• [Exercise requirements]: Each record is to be printed again precisely as it reads.

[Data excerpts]

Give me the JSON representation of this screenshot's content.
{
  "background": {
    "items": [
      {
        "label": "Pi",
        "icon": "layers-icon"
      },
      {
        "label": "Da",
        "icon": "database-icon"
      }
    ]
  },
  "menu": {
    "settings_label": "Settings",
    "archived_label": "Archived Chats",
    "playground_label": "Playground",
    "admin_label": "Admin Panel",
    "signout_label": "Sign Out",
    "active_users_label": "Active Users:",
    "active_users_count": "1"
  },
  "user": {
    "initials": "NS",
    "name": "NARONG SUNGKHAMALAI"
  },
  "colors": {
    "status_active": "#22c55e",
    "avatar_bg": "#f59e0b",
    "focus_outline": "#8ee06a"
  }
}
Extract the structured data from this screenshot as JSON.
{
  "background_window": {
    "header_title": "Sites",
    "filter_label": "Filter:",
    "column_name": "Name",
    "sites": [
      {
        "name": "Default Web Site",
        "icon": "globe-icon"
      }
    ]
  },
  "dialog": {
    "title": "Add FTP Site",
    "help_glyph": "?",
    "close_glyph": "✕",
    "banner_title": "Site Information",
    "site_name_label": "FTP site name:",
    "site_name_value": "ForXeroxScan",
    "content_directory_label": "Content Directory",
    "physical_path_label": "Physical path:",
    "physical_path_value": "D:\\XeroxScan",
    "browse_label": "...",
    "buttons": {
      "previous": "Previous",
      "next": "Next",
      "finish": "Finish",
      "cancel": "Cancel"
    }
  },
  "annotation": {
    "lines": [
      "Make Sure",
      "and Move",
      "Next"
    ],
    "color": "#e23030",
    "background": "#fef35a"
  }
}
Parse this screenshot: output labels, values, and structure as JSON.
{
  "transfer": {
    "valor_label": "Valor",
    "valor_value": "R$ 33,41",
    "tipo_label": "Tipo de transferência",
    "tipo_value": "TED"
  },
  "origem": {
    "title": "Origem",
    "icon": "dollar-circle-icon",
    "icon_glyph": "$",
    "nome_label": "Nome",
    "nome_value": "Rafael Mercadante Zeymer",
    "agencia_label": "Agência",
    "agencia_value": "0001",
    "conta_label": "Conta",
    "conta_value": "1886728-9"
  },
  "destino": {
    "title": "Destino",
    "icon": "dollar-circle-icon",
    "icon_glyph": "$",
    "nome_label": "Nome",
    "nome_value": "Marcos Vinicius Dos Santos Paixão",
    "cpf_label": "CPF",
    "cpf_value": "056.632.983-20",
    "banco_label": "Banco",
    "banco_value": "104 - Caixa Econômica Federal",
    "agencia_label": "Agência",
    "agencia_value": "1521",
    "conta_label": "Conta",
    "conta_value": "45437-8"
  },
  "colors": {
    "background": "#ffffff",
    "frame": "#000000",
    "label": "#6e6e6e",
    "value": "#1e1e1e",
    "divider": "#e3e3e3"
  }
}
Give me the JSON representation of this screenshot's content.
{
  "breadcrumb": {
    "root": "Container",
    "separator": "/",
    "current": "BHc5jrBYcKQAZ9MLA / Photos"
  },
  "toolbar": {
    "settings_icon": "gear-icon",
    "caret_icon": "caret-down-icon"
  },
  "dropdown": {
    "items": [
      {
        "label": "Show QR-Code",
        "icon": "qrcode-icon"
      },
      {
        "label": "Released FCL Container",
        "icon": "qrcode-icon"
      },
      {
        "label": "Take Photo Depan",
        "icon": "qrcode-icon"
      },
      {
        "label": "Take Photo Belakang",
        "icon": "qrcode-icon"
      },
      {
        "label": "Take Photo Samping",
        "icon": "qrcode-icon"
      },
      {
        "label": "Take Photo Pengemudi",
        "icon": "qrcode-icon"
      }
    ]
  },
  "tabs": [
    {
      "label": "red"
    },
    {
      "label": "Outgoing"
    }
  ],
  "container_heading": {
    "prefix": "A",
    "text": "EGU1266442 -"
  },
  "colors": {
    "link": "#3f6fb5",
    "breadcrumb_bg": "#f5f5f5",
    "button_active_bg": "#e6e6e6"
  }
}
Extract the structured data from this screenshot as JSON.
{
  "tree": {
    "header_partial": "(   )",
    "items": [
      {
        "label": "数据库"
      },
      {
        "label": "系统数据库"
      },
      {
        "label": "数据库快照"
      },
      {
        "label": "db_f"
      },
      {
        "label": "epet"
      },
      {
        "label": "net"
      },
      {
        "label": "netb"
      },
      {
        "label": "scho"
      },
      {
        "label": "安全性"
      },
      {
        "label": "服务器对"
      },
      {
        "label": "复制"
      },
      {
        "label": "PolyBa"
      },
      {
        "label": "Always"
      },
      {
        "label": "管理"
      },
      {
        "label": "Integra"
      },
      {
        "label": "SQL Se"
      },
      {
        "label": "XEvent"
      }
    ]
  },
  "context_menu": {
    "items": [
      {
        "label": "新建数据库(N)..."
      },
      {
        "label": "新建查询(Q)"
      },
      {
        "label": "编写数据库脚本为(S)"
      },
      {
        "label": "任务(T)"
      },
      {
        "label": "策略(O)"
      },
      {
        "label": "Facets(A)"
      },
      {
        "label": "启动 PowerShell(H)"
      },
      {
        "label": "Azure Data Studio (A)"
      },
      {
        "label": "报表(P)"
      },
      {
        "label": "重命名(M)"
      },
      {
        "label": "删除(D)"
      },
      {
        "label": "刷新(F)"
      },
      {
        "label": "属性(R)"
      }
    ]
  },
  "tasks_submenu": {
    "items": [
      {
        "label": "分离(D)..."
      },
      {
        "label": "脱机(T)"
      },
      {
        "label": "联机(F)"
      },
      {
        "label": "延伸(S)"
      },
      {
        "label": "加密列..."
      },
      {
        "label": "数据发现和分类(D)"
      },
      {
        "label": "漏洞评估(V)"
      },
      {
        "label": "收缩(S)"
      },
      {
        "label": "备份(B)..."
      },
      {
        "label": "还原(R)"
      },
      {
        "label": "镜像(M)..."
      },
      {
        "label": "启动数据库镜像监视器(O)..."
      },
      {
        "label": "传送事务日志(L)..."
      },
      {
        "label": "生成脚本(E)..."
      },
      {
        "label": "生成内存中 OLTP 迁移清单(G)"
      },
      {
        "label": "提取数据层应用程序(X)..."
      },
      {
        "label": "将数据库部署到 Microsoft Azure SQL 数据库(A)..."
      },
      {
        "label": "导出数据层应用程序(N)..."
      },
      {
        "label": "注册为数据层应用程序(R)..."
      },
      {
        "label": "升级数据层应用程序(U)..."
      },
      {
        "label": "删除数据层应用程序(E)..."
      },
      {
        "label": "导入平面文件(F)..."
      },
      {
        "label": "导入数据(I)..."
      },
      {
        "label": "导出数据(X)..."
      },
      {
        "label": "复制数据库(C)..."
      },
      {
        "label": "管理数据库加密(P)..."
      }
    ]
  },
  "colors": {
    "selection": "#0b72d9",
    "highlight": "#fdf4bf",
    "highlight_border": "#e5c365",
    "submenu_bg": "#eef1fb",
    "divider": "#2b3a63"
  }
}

• [Correct response]:
Give me the JSON representation of this screenshot's content.
{
  "background": {
    "items": [
      {
        "label": "Pi",
        "icon": "layers-icon"
      },
      {
        "label": "Da",
        "icon": "database-icon"
      }
    ]
  },
  "menu": {
    "settings_label": "Settings",
    "archived_label": "Archived Chats",
    "playground_label": "Playground",
    "admin_label": "Admin Panel",
    "signout_label": "Sign Out",
    "active_users_label": "Active Users:",
    "active_users_count": "1"
  },
  "user": {
    "initials": "NS",
    "name": "NARONG SUNGKHAMALAI"
  },
  "colors": {
    "status_active": "#22c55e",
    "avatar_bg": "#f59e0b",
    "focus_outline": "#8ee06a"
  }
}
Extract the structured data from this screenshot as JSON.
{
  "background_window": {
    "header_title": "Sites",
    "filter_label": "Filter:",
    "column_name": "Name",
    "sites": [
      {
        "name": "Default Web Site",
        "icon": "globe-icon"
      }
    ]
  },
  "dialog": {
    "title": "Add FTP Site",
    "help_glyph": "?",
    "close_glyph": "✕",
    "banner_title": "Site Information",
    "site_name_label": "FTP site name:",
    "site_name_value": "ForXeroxScan",
    "content_directory_label": "Content Directory",
    "physical_path_label": "Physical path:",
    "physical_path_value": "D:\\XeroxScan",
    "browse_label": "...",
    "buttons": {
      "previous": "Previous",
      "next": "Next",
      "finish": "Finish",
      "cancel": "Cancel"
    }
  },
  "annotation": {
    "lines": [
      "Make Sure",
      "and Move",
      "Next"
    ],
    "color": "#e23030",
    "background": "#fef35a"
  }
}
Parse this screenshot: output labels, values, and structure as JSON.
{
  "transfer": {
    "valor_label": "Valor",
    "valor_value": "R$ 33,41",
    "tipo_label": "Tipo de transferência",
    "tipo_value": "TED"
  },
  "origem": {
    "title": "Origem",
    "icon": "dollar-circle-icon",
    "icon_glyph": "$",
    "nome_label": "Nome",
    "nome_value": "Rafael Mercadante Zeymer",
    "agencia_label": "Agência",
    "agencia_value": "0001",
    "conta_label": "Conta",
    "conta_value": "1886728-9"
  },
  "destino": {
    "title": "Destino",
    "icon": "dollar-circle-icon",
    "icon_glyph": "$",
    "nome_label": "Nome",
    "nome_value": "Marcos Vinicius Dos Santos Paixão",
    "cpf_label": "CPF",
    "cpf_value": "056.632.983-20",
    "banco_label": "Banco",
    "banco_value": "104 - Caixa Econômica Federal",
    "agencia_label": "Agência",
    "agencia_value": "1521",
    "conta_label": "Conta",
    "conta_value": "45437-8"
  },
  "colors": {
    "background": "#ffffff",
    "frame": "#000000",
    "label": "#6e6e6e",
    "value": "#1e1e1e",
    "divider": "#e3e3e3"
  }
}
Give me the JSON representation of this screenshot's content.
{
  "breadcrumb": {
    "root": "Container",
    "separator": "/",
    "current": "BHc5jrBYcKQAZ9MLA / Photos"
  },
  "toolbar": {
    "settings_icon": "gear-icon",
    "caret_icon": "caret-down-icon"
  },
  "dropdown": {
    "items": [
      {
        "label": "Show QR-Code",
        "icon": "qrcode-icon"
      },
      {
        "label": "Released FCL Container",
        "icon": "qrcode-icon"
      },
      {
        "label": "Take Photo Depan",
        "icon": "qrcode-icon"
      },
      {
        "label": "Take Photo Belakang",
        "icon": "qrcode-icon"
      },
      {
        "label": "Take Photo Samping",
        "icon": "qrcode-icon"
      },
      {
        "label": "Take Photo Pengemudi",
        "icon": "qrcode-icon"
      }
    ]
  },
  "tabs": [
    {
      "label": "red"
    },
    {
      "label": "Outgoing"
    }
  ],
  "container_heading": {
    "prefix": "A",
    "text": "EGU1266442 -"
  },
  "colors": {
    "link": "#3f6fb5",
    "breadcrumb_bg": "#f5f5f5",
    "button_active_bg": "#e6e6e6"
  }
}
Extract the structured data from this screenshot as JSON.
{
  "tree": {
    "header_partial": "(   )",
    "items": [
      {
        "label": "数据库"
      },
      {
        "label": "系统数据库"
      },
      {
        "label": "数据库快照"
      },
      {
        "label": "db_f"
      },
      {
        "label": "epet"
      },
      {
        "label": "net"
      },
      {
        "label": "netb"
      },
      {
        "label": "scho"
      },
      {
        "label": "安全性"
      },
      {
        "label": "服务器对"
      },
      {
        "label": "复制"
      },
      {
        "label": "PolyBa"
      },
      {
        "label": "Always"
      },
      {
        "label": "管理"
      },
      {
        "label": "Integra"
      },
      {
        "label": "SQL Se"
      },
      {
        "label": "XEvent"
      }
    ]
  },
  "context_menu": {
    "items": [
      {
        "label": "新建数据库(N)..."
      },
      {
        "label": "新建查询(Q)"
      },
      {
        "label": "编写数据库脚本为(S)"
      },
      {
        "label": "任务(T)"
      },
      {
        "label": "策略(O)"
      },
      {
        "label": "Facets(A)"
      },
      {
        "label": "启动 PowerShell(H)"
      },
      {
        "label": "Azure Data Studio (A)"
      },
      {
        "label": "报表(P)"
      },
      {
        "label": "重命名(M)"
      },
      {
        "label": "删除(D)"
      },
      {
        "label": "刷新(F)"
      },
      {
        "label": "属性(R)"
      }
    ]
  },
  "tasks_submenu": {
    "items": [
      {
        "label": "分离(D)..."
      },
      {
        "label": "脱机(T)"
      },
      {
        "label": "联机(F)"
      },
      {
        "label": "延伸(S)"
      },
      {
        "label": "加密列..."
      },
      {
        "label": "数据发现和分类(D)"
      },
      {
        "label": "漏洞评估(V)"
      },
      {
        "label": "收缩(S)"
      },
      {
        "label": "备份(B)..."
      },
      {
        "label": "还原(R)"
      },
      {
        "label": "镜像(M)..."
      },
      {
        "label": "启动数据库镜像监视器(O)..."
      },
      {
        "label": "传送事务日志(L)..."
      },
      {
        "label": "生成脚本(E)..."
      },
      {
        "label": "生成内存中 OLTP 迁移清单(G)"
      },
      {
        "label": "提取数据层应用程序(X)..."
      },
      {
        "label": "将数据库部署到 Microsoft Azure SQL 数据库(A)..."
      },
      {
        "label": "导出数据层应用程序(N)..."
      },
      {
        "label": "注册为数据层应用程序(R)..."
      },
      {
        "label": "升级数据层应用程序(U)..."
      },
      {
        "label": "删除数据层应用程序(E)..."
      },
      {
        "label": "导入平面文件(F)..."
      },
      {
        "label": "导入数据(I)..."
      },
      {
        "label": "导出数据(X)..."
      },
      {
        "label": "复制数据库(C)..."
      },
      {
        "label": "管理数据库加密(P)..."
      }
    ]
  },
  "colors": {
    "selection": "#0b72d9",
    "highlight": "#fdf4bf",
    "highlight_border": "#e5c365",
    "submenu_bg": "#eef1fb",
    "divider": "#2b3a63"
  }
}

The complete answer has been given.